TASK STATEMENT: Report how many lines contain the word "color", with no other text.

RECORDS FOR THIS EXERCISE:
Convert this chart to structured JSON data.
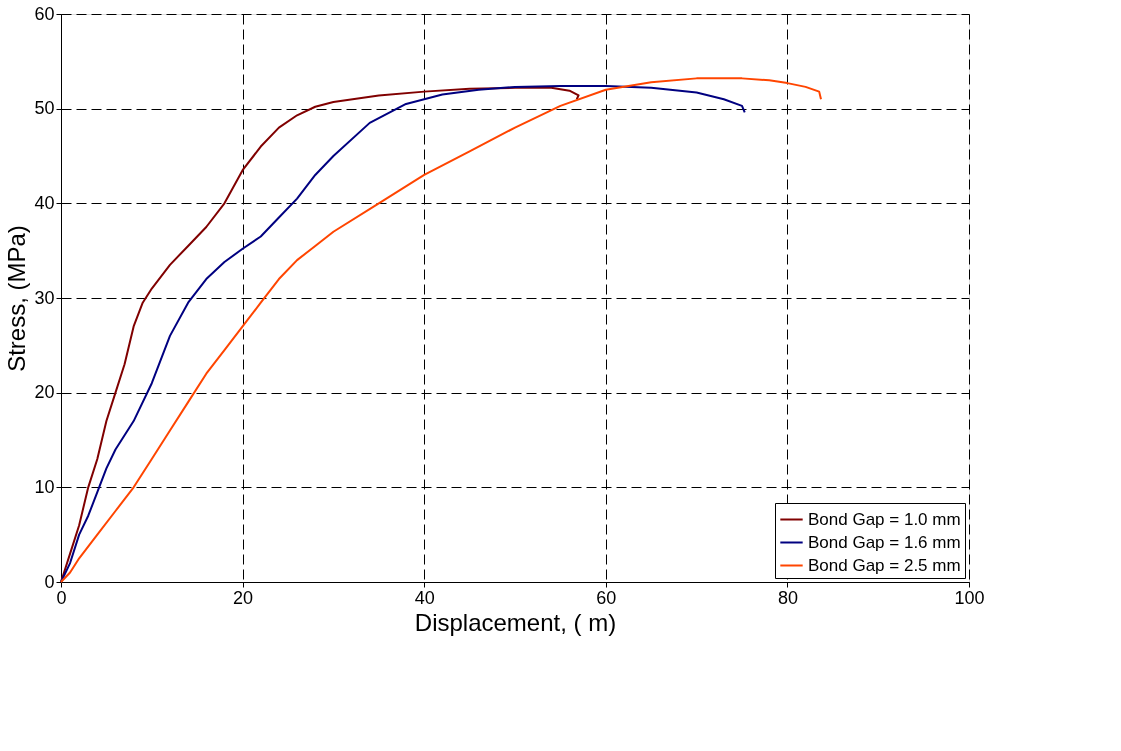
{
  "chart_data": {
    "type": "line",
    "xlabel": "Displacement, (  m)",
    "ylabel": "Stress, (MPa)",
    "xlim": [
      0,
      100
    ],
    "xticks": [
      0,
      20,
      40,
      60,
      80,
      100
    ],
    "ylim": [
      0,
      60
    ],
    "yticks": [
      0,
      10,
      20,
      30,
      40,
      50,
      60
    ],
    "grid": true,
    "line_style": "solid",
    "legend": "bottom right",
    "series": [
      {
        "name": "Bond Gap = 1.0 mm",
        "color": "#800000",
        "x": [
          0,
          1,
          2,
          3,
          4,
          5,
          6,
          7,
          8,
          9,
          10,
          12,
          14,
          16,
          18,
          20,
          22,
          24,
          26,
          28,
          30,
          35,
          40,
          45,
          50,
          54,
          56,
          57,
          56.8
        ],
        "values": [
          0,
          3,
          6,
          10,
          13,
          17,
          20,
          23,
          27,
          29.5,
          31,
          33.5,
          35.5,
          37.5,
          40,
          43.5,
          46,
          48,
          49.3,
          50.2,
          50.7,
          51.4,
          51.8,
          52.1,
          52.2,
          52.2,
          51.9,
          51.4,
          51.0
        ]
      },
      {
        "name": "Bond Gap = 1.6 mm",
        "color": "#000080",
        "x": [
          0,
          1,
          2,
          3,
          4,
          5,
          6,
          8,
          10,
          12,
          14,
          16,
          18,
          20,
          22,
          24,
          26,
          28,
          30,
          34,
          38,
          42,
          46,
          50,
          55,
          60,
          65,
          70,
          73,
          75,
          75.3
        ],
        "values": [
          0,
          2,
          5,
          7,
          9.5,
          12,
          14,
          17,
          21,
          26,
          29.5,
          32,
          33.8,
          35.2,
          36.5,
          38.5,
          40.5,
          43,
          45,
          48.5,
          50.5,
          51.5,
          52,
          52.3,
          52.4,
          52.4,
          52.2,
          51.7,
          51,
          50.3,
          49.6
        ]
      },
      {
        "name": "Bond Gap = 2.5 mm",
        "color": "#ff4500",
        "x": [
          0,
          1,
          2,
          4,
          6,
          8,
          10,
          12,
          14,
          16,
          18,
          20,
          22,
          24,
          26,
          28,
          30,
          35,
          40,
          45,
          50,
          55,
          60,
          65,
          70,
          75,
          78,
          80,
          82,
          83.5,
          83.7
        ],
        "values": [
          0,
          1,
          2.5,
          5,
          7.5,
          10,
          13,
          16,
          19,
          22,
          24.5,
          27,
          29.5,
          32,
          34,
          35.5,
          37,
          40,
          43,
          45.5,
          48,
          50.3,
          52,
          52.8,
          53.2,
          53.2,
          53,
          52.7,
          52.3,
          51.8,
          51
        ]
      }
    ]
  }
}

SOLUTION TO THIS TASK: 3